# INSTRUÇÕES DO EXERCÍCIO
Por favor, reescreva como lista numerada o trecho do material abaixo que vai da linha que contém "broadcast-time-city: 20:45 NAIROBI" até a linha que contém "live-dot-icon [302,957,316,971]", incluindo as duas. Deixe de fora as linhas em branco.

# REGISTROS DE DADOS
►

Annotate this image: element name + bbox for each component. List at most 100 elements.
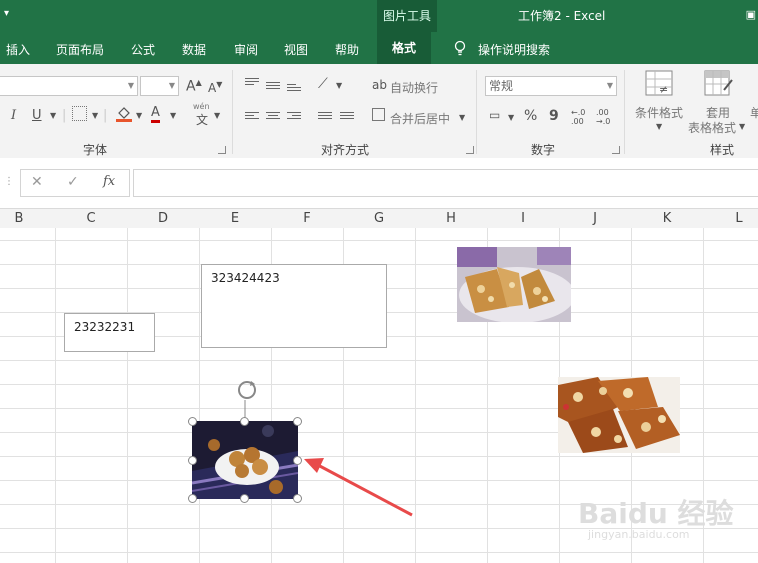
chevron-down-icon: ▼ <box>168 81 175 90</box>
decrease-indent-icon[interactable] <box>318 112 332 122</box>
column-header-l[interactable]: L <box>703 211 758 226</box>
align-middle-icon[interactable] <box>266 82 280 92</box>
conditional-formatting-icon[interactable]: ≠ <box>645 70 673 100</box>
font-dialog-launcher-icon[interactable] <box>218 146 226 154</box>
formula-input[interactable] <box>133 169 758 197</box>
tab-insert[interactable]: 插入 <box>6 41 30 58</box>
format-as-table-icon[interactable] <box>704 70 734 102</box>
grow-font-button[interactable]: A▲ <box>186 78 202 95</box>
group-separator <box>476 70 477 154</box>
chevron-down-icon[interactable]: ▼ <box>50 111 56 120</box>
accounting-format-icon[interactable]: ▭ <box>489 108 500 122</box>
phonetic-guide-pinyin[interactable]: wén <box>193 102 210 111</box>
ribbon-display-options-icon[interactable]: ▣ <box>746 8 756 21</box>
resize-handle-top[interactable] <box>240 417 249 426</box>
font-color-button[interactable]: A <box>151 106 160 123</box>
column-header-j[interactable]: J <box>559 211 631 226</box>
percent-style-button[interactable]: % <box>524 108 537 124</box>
tab-help[interactable]: 帮助 <box>335 41 359 58</box>
column-header-f[interactable]: F <box>271 211 343 226</box>
chevron-down-icon[interactable]: ▼ <box>214 111 220 120</box>
format-as-table-button-line2[interactable]: 表格格式 <box>688 119 736 136</box>
resize-handle-left[interactable] <box>188 456 197 465</box>
separator: | <box>103 108 108 123</box>
shrink-font-button[interactable]: A▼ <box>208 80 222 95</box>
tab-review[interactable]: 审阅 <box>234 41 258 58</box>
ribbon: ▼ ▼ A▲ A▼ I U ▼ | ▼ | ▼ A ▼ wén 文 ▼ 字体 ⟋… <box>0 64 758 159</box>
column-header-i[interactable]: I <box>487 211 559 226</box>
enter-icon[interactable]: ✓ <box>67 174 79 190</box>
fill-color-icon[interactable] <box>115 104 133 126</box>
alignment-group-label: 对齐方式 <box>321 143 370 157</box>
resize-handle-top-left[interactable] <box>188 417 197 426</box>
align-top-icon[interactable] <box>245 78 259 88</box>
column-header-c[interactable]: C <box>55 211 127 226</box>
tab-page-layout[interactable]: 页面布局 <box>56 41 104 58</box>
chevron-down-icon[interactable]: ▼ <box>739 122 745 131</box>
tab-formulas[interactable]: 公式 <box>131 41 155 58</box>
tell-me-search[interactable]: 操作说明搜索 <box>478 41 550 58</box>
borders-icon[interactable] <box>72 106 87 121</box>
comma-style-button[interactable]: 9 <box>549 108 559 124</box>
font-name-combo[interactable]: ▼ <box>0 76 138 96</box>
column-header-k[interactable]: K <box>631 211 703 226</box>
column-header-d[interactable]: D <box>127 211 199 226</box>
column-header-b[interactable]: B <box>0 211 55 226</box>
conditional-formatting-button[interactable]: 条件格式 <box>635 104 683 121</box>
chevron-down-icon[interactable]: ▼ <box>170 111 176 120</box>
chevron-down-icon[interactable]: ▼ <box>336 81 342 90</box>
resize-handle-top-right[interactable] <box>293 417 302 426</box>
wrap-text-button[interactable]: 自动换行 <box>390 79 438 96</box>
align-right-icon[interactable] <box>287 112 301 122</box>
wrap-text-icon[interactable]: ab <box>372 78 387 92</box>
column-header-h[interactable]: H <box>415 211 487 226</box>
title-bar: ▾ 图片工具 工作簿2 - Excel ▣ <box>0 0 758 64</box>
align-bottom-icon[interactable] <box>287 84 301 94</box>
decrease-decimal-button[interactable]: .00 →.0 <box>596 108 616 126</box>
chevron-down-icon[interactable]: ▼ <box>136 111 142 120</box>
number-dialog-launcher-icon[interactable] <box>612 146 620 154</box>
number-group-label: 数字 <box>531 143 556 157</box>
styles-group-label: 样式 <box>710 143 735 157</box>
cancel-icon[interactable]: ✕ <box>31 174 43 190</box>
food-photo-1[interactable] <box>457 247 571 322</box>
font-group-label: 字体 <box>83 143 108 157</box>
align-left-icon[interactable] <box>245 112 259 122</box>
increase-indent-icon[interactable] <box>340 112 354 122</box>
font-size-combo[interactable]: ▼ <box>140 76 179 96</box>
quick-access-dropdown-icon[interactable]: ▾ <box>4 8 9 19</box>
resize-handle-bottom-left[interactable] <box>188 494 197 503</box>
align-center-icon[interactable] <box>266 112 280 122</box>
resize-handle-bottom[interactable] <box>240 494 249 503</box>
italic-button[interactable]: I <box>11 108 16 123</box>
cell-styles-button-clipped[interactable]: 单 <box>750 104 758 121</box>
phonetic-guide-button[interactable]: 文 <box>196 111 208 128</box>
formula-bar: ⋮ ✕ ✓ fx <box>0 158 758 208</box>
tab-data[interactable]: 数据 <box>182 41 206 58</box>
group-separator <box>624 70 625 154</box>
rotate-handle-icon[interactable] <box>234 378 262 422</box>
food-photo-2[interactable] <box>558 377 680 453</box>
alignment-dialog-launcher-icon[interactable] <box>466 146 474 154</box>
chevron-down-icon[interactable]: ▼ <box>656 122 662 131</box>
column-header-e[interactable]: E <box>199 211 271 226</box>
chevron-down-icon[interactable]: ▼ <box>92 111 98 120</box>
chevron-down-icon[interactable]: ▼ <box>459 113 465 122</box>
chevron-down-icon: ▼ <box>127 81 134 90</box>
chevron-down-icon[interactable]: ▼ <box>508 113 514 122</box>
text-box-1[interactable]: 23232231 <box>64 313 155 352</box>
orientation-icon[interactable]: ⟋ <box>318 76 328 92</box>
insert-function-icon[interactable]: fx <box>103 174 115 189</box>
number-format-combo[interactable]: 常规 ▼ <box>485 76 617 96</box>
merge-center-icon[interactable] <box>372 108 385 121</box>
baidu-watermark: Baidu 经验 <box>578 497 734 530</box>
tab-view[interactable]: 视图 <box>284 41 308 58</box>
column-header-g[interactable]: G <box>343 211 415 226</box>
underline-button[interactable]: U <box>32 108 42 123</box>
merge-center-button[interactable]: 合并后居中 <box>390 110 450 127</box>
grip-icon[interactable]: ⋮ <box>4 176 14 187</box>
text-box-2[interactable]: 323424423 <box>201 264 387 348</box>
food-photo-3-selected[interactable] <box>192 421 298 499</box>
increase-decimal-button[interactable]: ←.0 .00 <box>571 108 591 126</box>
tab-format[interactable]: 格式 <box>377 32 432 64</box>
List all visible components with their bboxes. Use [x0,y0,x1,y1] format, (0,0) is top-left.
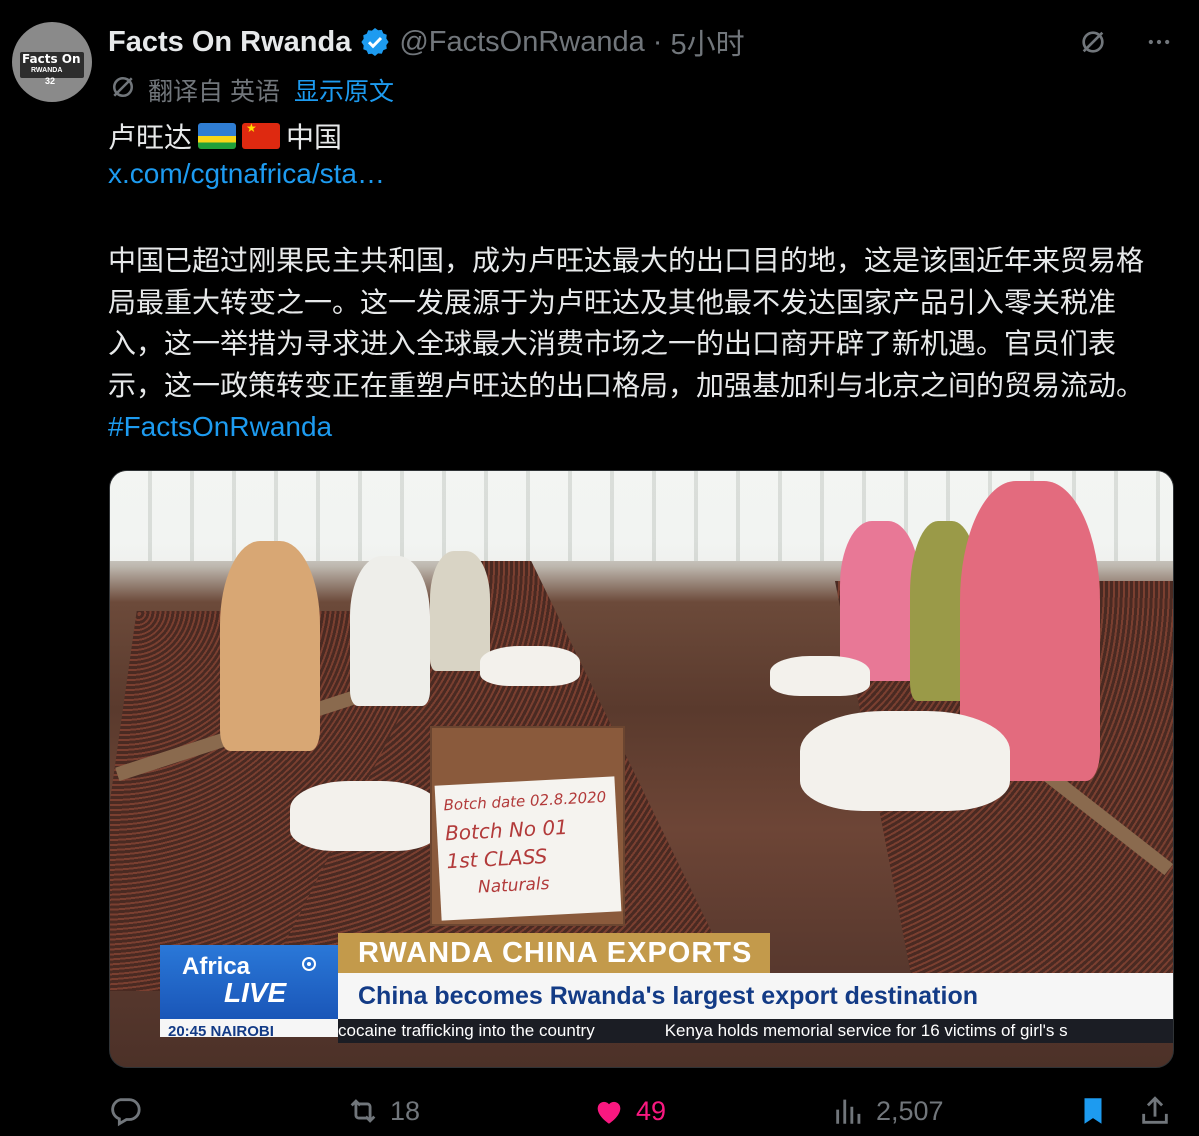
broadcast-time-city: 20:45 NAIROBI [160,1019,338,1037]
share-icon [1142,1096,1168,1124]
coffee-sack [480,646,580,686]
reply-button[interactable] [108,1094,152,1128]
post-action-bar: 18 49 2,507 [108,1092,1177,1136]
views-icon [836,1099,861,1124]
translate-icon [108,72,138,109]
verified-badge-icon[interactable] [359,26,391,58]
retweet-icon [350,1099,376,1123]
heart-icon [597,1101,621,1124]
title-rwanda: 卢旺达 [108,122,193,153]
africa-live-badge: Africa LIVE [160,945,338,1019]
coffee-sack [290,781,440,851]
translation-notice: 翻译自 英语 显示原文 [108,72,394,108]
broadcast-headline: RWANDA CHINA EXPORTS [338,933,770,973]
worker-figure [430,551,490,671]
reply-icon [111,1098,141,1127]
broadcast-subheadline: China becomes Rwanda's largest export de… [338,973,1173,1019]
coffee-sack [770,656,870,696]
translate-toggle-icon[interactable] [1073,22,1113,62]
ticker-item: Kenya holds memorial service for 16 vict… [664,1021,1068,1040]
worker-figure [350,556,430,706]
post-header: Facts On Rwanda @FactsOnRwanda · 5小时 [108,22,745,62]
translated-from-label: 翻译自 英语 [148,78,280,106]
live-dot-icon [302,957,316,971]
show-original-link[interactable]: 显示原文 [294,72,394,108]
batch-sign: Botch date 02.8.2020 Botch No 01 1st CLA… [434,776,622,921]
like-button[interactable]: 49 [592,1094,666,1128]
coffee-sack [800,711,1010,811]
avatar-logo-text: Facts On [22,52,81,66]
china-flag-icon [242,123,281,149]
post-top-actions [1073,22,1179,62]
views-button[interactable]: 2,507 [832,1094,944,1128]
rwanda-flag-icon [198,123,237,149]
avatar-logo-number: 32 [45,76,56,86]
post-link[interactable]: x.com/cgtnafrica/sta… [108,158,385,190]
bookmark-button[interactable] [1076,1094,1110,1128]
separator-dot: · [652,25,663,58]
post-body: 中国已超过刚果民主共和国，成为卢旺达最大的出口目的地，这是该国近年来贸易格局最重… [108,240,1163,448]
share-button[interactable] [1138,1094,1172,1128]
avatar-logo-subtext: RWANDA [31,67,63,74]
hashtag-link[interactable]: #FactsOnRwanda [108,411,332,442]
post-title-line: 卢旺达 中国 [108,116,342,156]
news-ticker: cocaine trafficking into the country Keny… [338,1019,1173,1043]
retweet-count: 18 [390,1095,421,1126]
post-timestamp[interactable]: 5小时 [670,21,744,63]
author-handle[interactable]: @FactsOnRwanda [399,26,644,59]
bookmark-icon [1084,1098,1102,1124]
author-avatar[interactable]: Facts On RWANDA 32 [12,22,92,102]
author-display-name[interactable]: Facts On Rwanda [108,26,351,59]
title-china: 中国 [286,122,343,153]
retweet-button[interactable]: 18 [346,1094,420,1128]
video-media[interactable]: Botch date 02.8.2020 Botch No 01 1st CLA… [109,470,1174,1068]
views-count: 2,507 [876,1095,944,1126]
worker-figure [840,521,920,681]
worker-figure [220,541,320,751]
post-body-text: 中国已超过刚果民主共和国，成为卢旺达最大的出口目的地，这是该国近年来贸易格局最重… [108,245,1145,401]
broadcast-lower-third: Africa LIVE RWANDA CHINA EXPORTS China b… [160,933,1173,1043]
live-label: LIVE [224,977,287,1008]
like-count: 49 [636,1095,667,1126]
more-options-icon[interactable] [1139,22,1179,62]
ticker-item: cocaine trafficking into the country [338,1021,595,1040]
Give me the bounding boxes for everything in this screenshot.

◄

# RESPOSTA DO EXERCÍCIO
1. broadcast-time-city: 20:45 NAIROBI [160,1019,338,1037]
2. share-icon [1142,1096,1168,1124]
3. coffee-sack [480,646,580,686]
4. reply-button[interactable] [108,1094,152,1128]
5. post-action-bar: 18 49 2,507 [108,1092,1177,1136]
6. views-icon [836,1099,861,1124]
7. translate-icon [108,72,138,109]
8. verified-badge-icon[interactable] [359,26,391,58]
9. retweet-icon [350,1099,376,1123]
10. heart-icon [597,1101,621,1124]
11. title-rwanda: 卢旺达 [108,122,193,153]
12. africa-live-badge: Africa LIVE [160,945,338,1019]
13. coffee-sack [290,781,440,851]
14. translation-notice: 翻译自 英语 显示原文 [108,72,394,108]
15. broadcast-headline: RWANDA CHINA EXPORTS [338,933,770,973]
16. worker-figure [430,551,490,671]
17. reply-icon [111,1098,141,1127]
18. broadcast-subheadline: China becomes Rwanda's largest export de… [338,973,1173,1019]
19. coffee-sack [770,656,870,696]
20. translate-toggle-icon[interactable] [1073,22,1113,62]
21. ticker-item: Kenya holds memorial service for 16 vict… [664,1021,1068,1040]
22. worker-figure [350,556,430,706]
23. post-header: Facts On Rwanda @FactsOnRwanda · 5小时 [108,22,745,62]
24. translated-from-label: 翻译自 英语 [148,78,280,106]
25. live-dot-icon [302,957,316,971]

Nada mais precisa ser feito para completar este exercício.